### Work required
What follows is a set of records; restate each one word for word and drop the pictures.

##### Listed records #####

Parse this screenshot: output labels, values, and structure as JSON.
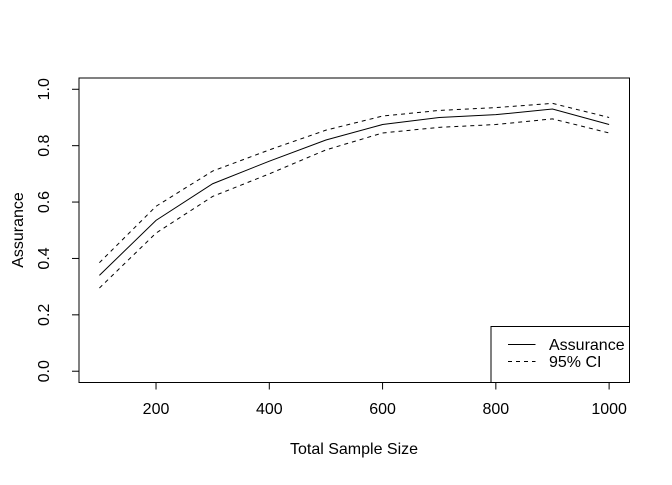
{
  "figure": {
    "background_color": "#ffffff",
    "line_color": "#000000"
  },
  "chart_data": {
    "type": "line",
    "title": "",
    "xlabel": "Total Sample Size",
    "ylabel": "Assurance",
    "xlim": [
      100,
      1000
    ],
    "ylim": [
      0,
      1
    ],
    "grid": false,
    "x_tick_values": [
      200,
      400,
      600,
      800,
      1000
    ],
    "x_tick_labels": [
      "200",
      "400",
      "600",
      "800",
      "1000"
    ],
    "y_tick_values": [
      0.0,
      0.2,
      0.4,
      0.6,
      0.8,
      1.0
    ],
    "y_tick_labels": [
      "0.0",
      "0.2",
      "0.4",
      "0.6",
      "0.8",
      "1.0"
    ],
    "x": [
      100,
      200,
      300,
      400,
      500,
      600,
      700,
      800,
      900,
      1000
    ],
    "series": [
      {
        "name": "Assurance",
        "style": "solid",
        "color": "#000000",
        "values": [
          0.34,
          0.535,
          0.665,
          0.745,
          0.82,
          0.875,
          0.9,
          0.91,
          0.93,
          0.875
        ]
      },
      {
        "name": "95% CI upper",
        "style": "dashed",
        "color": "#000000",
        "values": [
          0.385,
          0.585,
          0.71,
          0.785,
          0.855,
          0.905,
          0.925,
          0.935,
          0.95,
          0.9
        ]
      },
      {
        "name": "95% CI lower",
        "style": "dashed",
        "color": "#000000",
        "values": [
          0.295,
          0.49,
          0.62,
          0.7,
          0.785,
          0.845,
          0.865,
          0.875,
          0.895,
          0.845
        ]
      }
    ],
    "legend": {
      "position": "bottomright",
      "entries": [
        {
          "label": "Assurance",
          "line_style": "solid"
        },
        {
          "label": "95% CI",
          "line_style": "dashed"
        }
      ]
    }
  }
}
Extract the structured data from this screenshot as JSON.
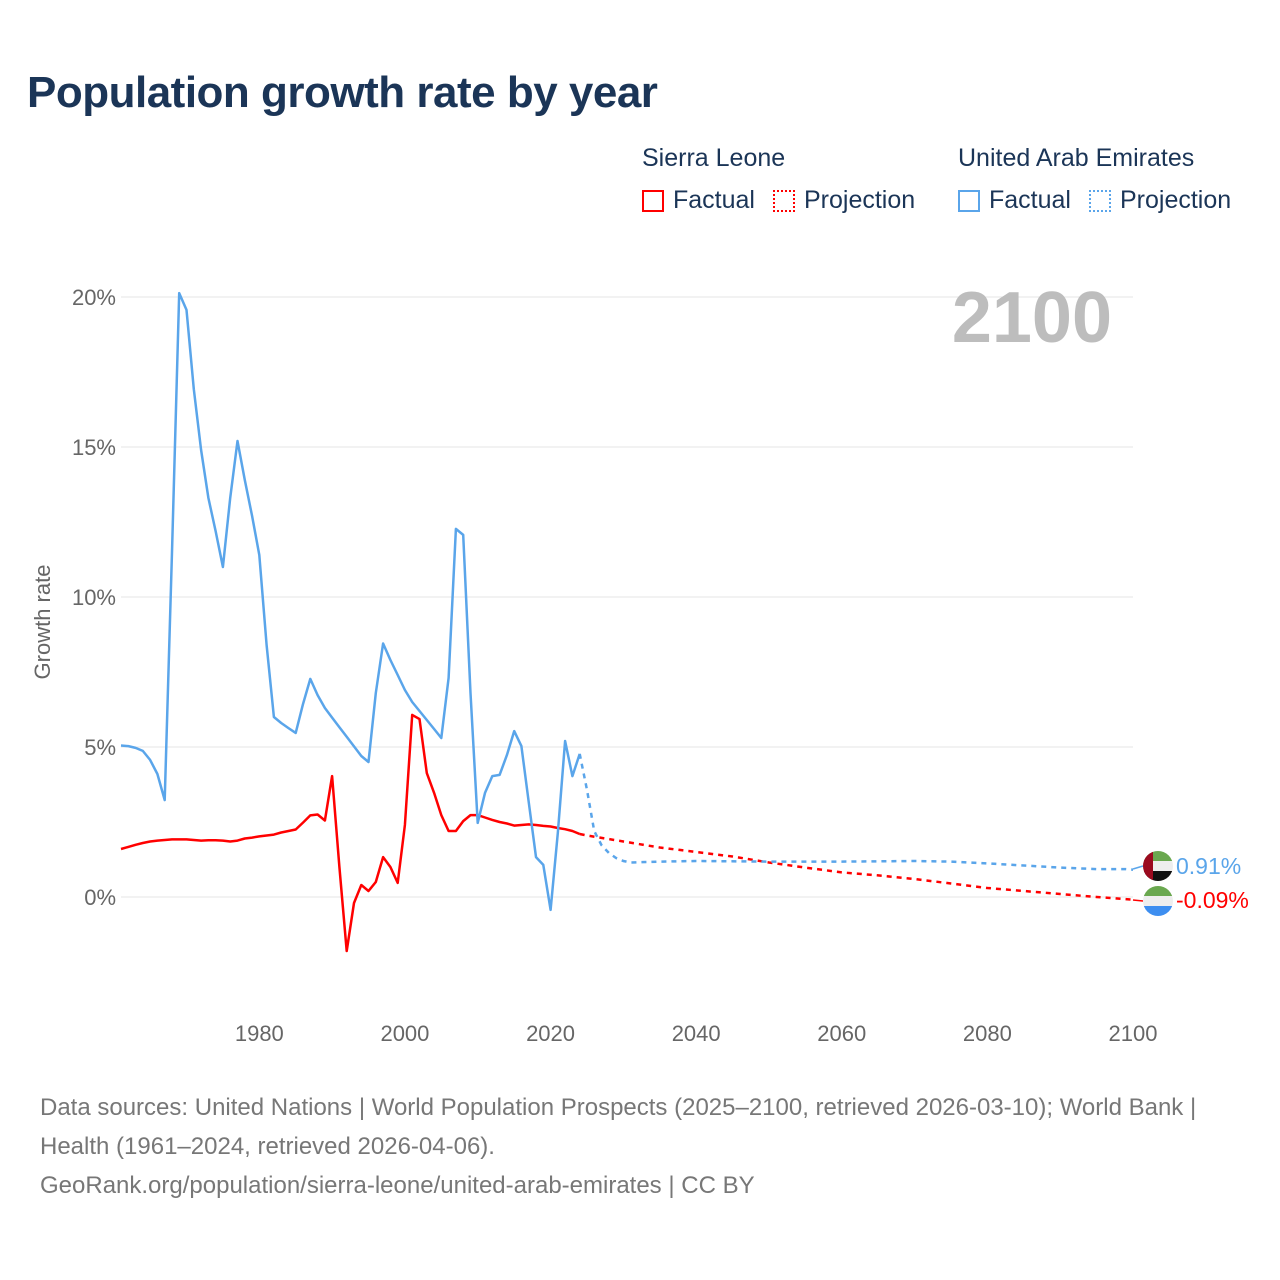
{
  "title": "Population growth rate by year",
  "legend": {
    "groups": [
      {
        "name": "Sierra Leone",
        "factual": "Factual",
        "projection": "Projection",
        "color": "#ff0000"
      },
      {
        "name": "United Arab Emirates",
        "factual": "Factual",
        "projection": "Projection",
        "color": "#5aa5ea"
      }
    ]
  },
  "year_label": "2100",
  "footer": {
    "sources": "Data sources: United Nations | World Population Prospects (2025–2100, retrieved 2026-03-10); World Bank | Health (1961–2024, retrieved 2026-04-06).",
    "url": "GeoRank.org/population/sierra-leone/united-arab-emirates | CC BY"
  },
  "chart_data": {
    "type": "line",
    "title": "Population growth rate by year",
    "xlabel": "",
    "ylabel": "Growth rate",
    "xlim": [
      1961,
      2100
    ],
    "ylim": [
      -3.5,
      20.5
    ],
    "x_ticks": [
      1980,
      2000,
      2020,
      2040,
      2060,
      2080,
      2100
    ],
    "x_tick_labels": [
      "1980",
      "2000",
      "2020",
      "2040",
      "2060",
      "2080",
      "2100"
    ],
    "y_ticks": [
      0,
      5,
      10,
      15,
      20
    ],
    "y_tick_labels": [
      "0%",
      "5%",
      "10%",
      "15%",
      "20%"
    ],
    "grid": true,
    "series": [
      {
        "name": "Sierra Leone",
        "color": "#ff0000",
        "end_label": "-0.09%",
        "factual": {
          "x": [
            1961,
            1962,
            1963,
            1964,
            1965,
            1966,
            1967,
            1968,
            1969,
            1970,
            1971,
            1972,
            1973,
            1974,
            1975,
            1976,
            1977,
            1978,
            1979,
            1980,
            1981,
            1982,
            1983,
            1984,
            1985,
            1986,
            1987,
            1988,
            1989,
            1990,
            1991,
            1992,
            1993,
            1994,
            1995,
            1996,
            1997,
            1998,
            1999,
            2000,
            2001,
            2002,
            2003,
            2004,
            2005,
            2006,
            2007,
            2008,
            2009,
            2010,
            2011,
            2012,
            2013,
            2014,
            2015,
            2016,
            2017,
            2018,
            2019,
            2020,
            2021,
            2022,
            2023,
            2024
          ],
          "y": [
            1.6,
            1.67,
            1.74,
            1.8,
            1.85,
            1.88,
            1.9,
            1.92,
            1.92,
            1.92,
            1.9,
            1.88,
            1.89,
            1.89,
            1.88,
            1.85,
            1.88,
            1.95,
            1.98,
            2.02,
            2.05,
            2.08,
            2.15,
            2.2,
            2.25,
            2.48,
            2.72,
            2.75,
            2.55,
            4.03,
            1.0,
            -1.8,
            -0.2,
            0.4,
            0.2,
            0.5,
            1.33,
            1.0,
            0.47,
            2.4,
            6.07,
            5.93,
            4.13,
            3.47,
            2.73,
            2.2,
            2.2,
            2.53,
            2.73,
            2.73,
            2.65,
            2.57,
            2.5,
            2.45,
            2.38,
            2.4,
            2.42,
            2.4,
            2.37,
            2.35,
            2.3,
            2.26,
            2.2,
            2.1
          ]
        },
        "projection": {
          "x": [
            2024,
            2025,
            2030,
            2035,
            2040,
            2045,
            2050,
            2055,
            2060,
            2065,
            2070,
            2075,
            2080,
            2085,
            2090,
            2095,
            2100
          ],
          "y": [
            2.1,
            2.05,
            1.85,
            1.65,
            1.5,
            1.35,
            1.15,
            0.98,
            0.82,
            0.72,
            0.6,
            0.45,
            0.3,
            0.2,
            0.1,
            0.0,
            -0.09
          ]
        }
      },
      {
        "name": "United Arab Emirates",
        "color": "#5aa5ea",
        "end_label": "0.91%",
        "factual": {
          "x": [
            1961,
            1962,
            1963,
            1964,
            1965,
            1966,
            1967,
            1968,
            1969,
            1970,
            1971,
            1972,
            1973,
            1974,
            1975,
            1976,
            1977,
            1978,
            1979,
            1980,
            1981,
            1982,
            1983,
            1984,
            1985,
            1986,
            1987,
            1988,
            1989,
            1990,
            1991,
            1992,
            1993,
            1994,
            1995,
            1996,
            1997,
            1998,
            1999,
            2000,
            2001,
            2002,
            2003,
            2004,
            2005,
            2006,
            2007,
            2008,
            2009,
            2010,
            2011,
            2012,
            2013,
            2014,
            2015,
            2016,
            2017,
            2018,
            2019,
            2020,
            2021,
            2022,
            2023,
            2024
          ],
          "y": [
            5.05,
            5.03,
            4.97,
            4.87,
            4.57,
            4.1,
            3.23,
            11.5,
            20.13,
            19.57,
            16.93,
            14.9,
            13.3,
            12.2,
            11.0,
            13.3,
            15.2,
            13.9,
            12.7,
            11.4,
            8.4,
            6.0,
            5.8,
            5.63,
            5.47,
            6.43,
            7.27,
            6.73,
            6.3,
            5.98,
            5.66,
            5.34,
            5.02,
            4.7,
            4.5,
            6.8,
            8.45,
            7.9,
            7.4,
            6.9,
            6.5,
            6.2,
            5.9,
            5.6,
            5.3,
            7.3,
            12.27,
            12.07,
            6.8,
            2.47,
            3.47,
            4.03,
            4.07,
            4.73,
            5.53,
            5.03,
            3.17,
            1.33,
            1.07,
            -0.43,
            2.13,
            5.2,
            4.03,
            4.77
          ]
        },
        "projection": {
          "x": [
            2024,
            2025,
            2026,
            2027,
            2028,
            2029,
            2030,
            2031,
            2035,
            2040,
            2050,
            2060,
            2070,
            2075,
            2080,
            2090,
            2095,
            2099,
            2100
          ],
          "y": [
            4.77,
            3.57,
            2.2,
            1.73,
            1.47,
            1.3,
            1.2,
            1.15,
            1.18,
            1.2,
            1.18,
            1.18,
            1.2,
            1.18,
            1.12,
            0.98,
            0.93,
            0.93,
            0.91
          ]
        }
      }
    ]
  }
}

#####

### Exercise response
Parse this screenshot: output labels, values, and structure as JSON.
{
  "figure": {
    "background_color": "#ffffff",
    "line_color": "#000000"
  },
  "chart_data": {
    "type": "line",
    "title": "",
    "xlabel": "Total Sample Size",
    "ylabel": "Assurance",
    "xlim": [
      100,
      1000
    ],
    "ylim": [
      0,
      1
    ],
    "grid": false,
    "x_tick_values": [
      200,
      400,
      600,
      800,
      1000
    ],
    "x_tick_labels": [
      "200",
      "400",
      "600",
      "800",
      "1000"
    ],
    "y_tick_values": [
      0.0,
      0.2,
      0.4,
      0.6,
      0.8,
      1.0
    ],
    "y_tick_labels": [
      "0.0",
      "0.2",
      "0.4",
      "0.6",
      "0.8",
      "1.0"
    ],
    "x": [
      100,
      200,
      300,
      400,
      500,
      600,
      700,
      800,
      900,
      1000
    ],
    "series": [
      {
        "name": "Assurance",
        "style": "solid",
        "color": "#000000",
        "values": [
          0.34,
          0.535,
          0.665,
          0.745,
          0.82,
          0.875,
          0.9,
          0.91,
          0.93,
          0.875
        ]
      },
      {
        "name": "95% CI upper",
        "style": "dashed",
        "color": "#000000",
        "values": [
          0.385,
          0.585,
          0.71,
          0.785,
          0.855,
          0.905,
          0.925,
          0.935,
          0.95,
          0.9
        ]
      },
      {
        "name": "95% CI lower",
        "style": "dashed",
        "color": "#000000",
        "values": [
          0.295,
          0.49,
          0.62,
          0.7,
          0.785,
          0.845,
          0.865,
          0.875,
          0.895,
          0.845
        ]
      }
    ],
    "legend": {
      "position": "bottomright",
      "entries": [
        {
          "label": "Assurance",
          "line_style": "solid"
        },
        {
          "label": "95% CI",
          "line_style": "dashed"
        }
      ]
    }
  }
}
Extract the structured data from this screenshot as JSON.
{
  "title": "Population growth rate by year",
  "legend": {
    "groups": [
      {
        "name": "Sierra Leone",
        "factual": "Factual",
        "projection": "Projection",
        "color": "#ff0000"
      },
      {
        "name": "United Arab Emirates",
        "factual": "Factual",
        "projection": "Projection",
        "color": "#5aa5ea"
      }
    ]
  },
  "year_label": "2100",
  "footer": {
    "sources": "Data sources: United Nations | World Population Prospects (2025–2100, retrieved 2026-03-10); World Bank | Health (1961–2024, retrieved 2026-04-06).",
    "url": "GeoRank.org/population/sierra-leone/united-arab-emirates | CC BY"
  },
  "chart_data": {
    "type": "line",
    "title": "Population growth rate by year",
    "xlabel": "",
    "ylabel": "Growth rate",
    "xlim": [
      1961,
      2100
    ],
    "ylim": [
      -3.5,
      20.5
    ],
    "x_ticks": [
      1980,
      2000,
      2020,
      2040,
      2060,
      2080,
      2100
    ],
    "x_tick_labels": [
      "1980",
      "2000",
      "2020",
      "2040",
      "2060",
      "2080",
      "2100"
    ],
    "y_ticks": [
      0,
      5,
      10,
      15,
      20
    ],
    "y_tick_labels": [
      "0%",
      "5%",
      "10%",
      "15%",
      "20%"
    ],
    "grid": true,
    "series": [
      {
        "name": "Sierra Leone",
        "color": "#ff0000",
        "end_label": "-0.09%",
        "factual": {
          "x": [
            1961,
            1962,
            1963,
            1964,
            1965,
            1966,
            1967,
            1968,
            1969,
            1970,
            1971,
            1972,
            1973,
            1974,
            1975,
            1976,
            1977,
            1978,
            1979,
            1980,
            1981,
            1982,
            1983,
            1984,
            1985,
            1986,
            1987,
            1988,
            1989,
            1990,
            1991,
            1992,
            1993,
            1994,
            1995,
            1996,
            1997,
            1998,
            1999,
            2000,
            2001,
            2002,
            2003,
            2004,
            2005,
            2006,
            2007,
            2008,
            2009,
            2010,
            2011,
            2012,
            2013,
            2014,
            2015,
            2016,
            2017,
            2018,
            2019,
            2020,
            2021,
            2022,
            2023,
            2024
          ],
          "y": [
            1.6,
            1.67,
            1.74,
            1.8,
            1.85,
            1.88,
            1.9,
            1.92,
            1.92,
            1.92,
            1.9,
            1.88,
            1.89,
            1.89,
            1.88,
            1.85,
            1.88,
            1.95,
            1.98,
            2.02,
            2.05,
            2.08,
            2.15,
            2.2,
            2.25,
            2.48,
            2.72,
            2.75,
            2.55,
            4.03,
            1.0,
            -1.8,
            -0.2,
            0.4,
            0.2,
            0.5,
            1.33,
            1.0,
            0.47,
            2.4,
            6.07,
            5.93,
            4.13,
            3.47,
            2.73,
            2.2,
            2.2,
            2.53,
            2.73,
            2.73,
            2.65,
            2.57,
            2.5,
            2.45,
            2.38,
            2.4,
            2.42,
            2.4,
            2.37,
            2.35,
            2.3,
            2.26,
            2.2,
            2.1
          ]
        },
        "projection": {
          "x": [
            2024,
            2025,
            2030,
            2035,
            2040,
            2045,
            2050,
            2055,
            2060,
            2065,
            2070,
            2075,
            2080,
            2085,
            2090,
            2095,
            2100
          ],
          "y": [
            2.1,
            2.05,
            1.85,
            1.65,
            1.5,
            1.35,
            1.15,
            0.98,
            0.82,
            0.72,
            0.6,
            0.45,
            0.3,
            0.2,
            0.1,
            0.0,
            -0.09
          ]
        }
      },
      {
        "name": "United Arab Emirates",
        "color": "#5aa5ea",
        "end_label": "0.91%",
        "factual": {
          "x": [
            1961,
            1962,
            1963,
            1964,
            1965,
            1966,
            1967,
            1968,
            1969,
            1970,
            1971,
            1972,
            1973,
            1974,
            1975,
            1976,
            1977,
            1978,
            1979,
            1980,
            1981,
            1982,
            1983,
            1984,
            1985,
            1986,
            1987,
            1988,
            1989,
            1990,
            1991,
            1992,
            1993,
            1994,
            1995,
            1996,
            1997,
            1998,
            1999,
            2000,
            2001,
            2002,
            2003,
            2004,
            2005,
            2006,
            2007,
            2008,
            2009,
            2010,
            2011,
            2012,
            2013,
            2014,
            2015,
            2016,
            2017,
            2018,
            2019,
            2020,
            2021,
            2022,
            2023,
            2024
          ],
          "y": [
            5.05,
            5.03,
            4.97,
            4.87,
            4.57,
            4.1,
            3.23,
            11.5,
            20.13,
            19.57,
            16.93,
            14.9,
            13.3,
            12.2,
            11.0,
            13.3,
            15.2,
            13.9,
            12.7,
            11.4,
            8.4,
            6.0,
            5.8,
            5.63,
            5.47,
            6.43,
            7.27,
            6.73,
            6.3,
            5.98,
            5.66,
            5.34,
            5.02,
            4.7,
            4.5,
            6.8,
            8.45,
            7.9,
            7.4,
            6.9,
            6.5,
            6.2,
            5.9,
            5.6,
            5.3,
            7.3,
            12.27,
            12.07,
            6.8,
            2.47,
            3.47,
            4.03,
            4.07,
            4.73,
            5.53,
            5.03,
            3.17,
            1.33,
            1.07,
            -0.43,
            2.13,
            5.2,
            4.03,
            4.77
          ]
        },
        "projection": {
          "x": [
            2024,
            2025,
            2026,
            2027,
            2028,
            2029,
            2030,
            2031,
            2035,
            2040,
            2050,
            2060,
            2070,
            2075,
            2080,
            2090,
            2095,
            2099,
            2100
          ],
          "y": [
            4.77,
            3.57,
            2.2,
            1.73,
            1.47,
            1.3,
            1.2,
            1.15,
            1.18,
            1.2,
            1.18,
            1.18,
            1.2,
            1.18,
            1.12,
            0.98,
            0.93,
            0.93,
            0.91
          ]
        }
      }
    ]
  }
}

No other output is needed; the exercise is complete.